[Records from a dataset]
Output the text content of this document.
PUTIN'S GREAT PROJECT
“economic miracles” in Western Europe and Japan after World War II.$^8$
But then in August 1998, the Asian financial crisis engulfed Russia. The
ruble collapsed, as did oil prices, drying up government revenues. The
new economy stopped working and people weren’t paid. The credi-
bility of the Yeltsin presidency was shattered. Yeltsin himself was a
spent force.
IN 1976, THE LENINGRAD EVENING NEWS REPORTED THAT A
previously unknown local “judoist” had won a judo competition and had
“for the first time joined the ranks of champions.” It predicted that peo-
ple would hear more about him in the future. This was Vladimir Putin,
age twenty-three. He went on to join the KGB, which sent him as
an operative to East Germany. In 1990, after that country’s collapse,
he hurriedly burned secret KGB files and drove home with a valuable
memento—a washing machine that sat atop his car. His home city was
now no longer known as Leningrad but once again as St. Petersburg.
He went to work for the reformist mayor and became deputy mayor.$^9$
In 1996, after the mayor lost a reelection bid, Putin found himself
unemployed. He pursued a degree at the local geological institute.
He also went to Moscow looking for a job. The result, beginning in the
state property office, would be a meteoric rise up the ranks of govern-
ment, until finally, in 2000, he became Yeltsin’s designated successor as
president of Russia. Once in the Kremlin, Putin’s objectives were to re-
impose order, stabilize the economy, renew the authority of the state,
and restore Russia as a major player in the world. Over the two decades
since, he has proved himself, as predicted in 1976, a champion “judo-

Task prompt » In the entries above, locate every line with the word "mayor" and copy it.

Answer to this task »
He went to work for the reformist mayor and became deputy mayor.$^9$
In 1996, after the mayor lost a reelection bid, Putin found himself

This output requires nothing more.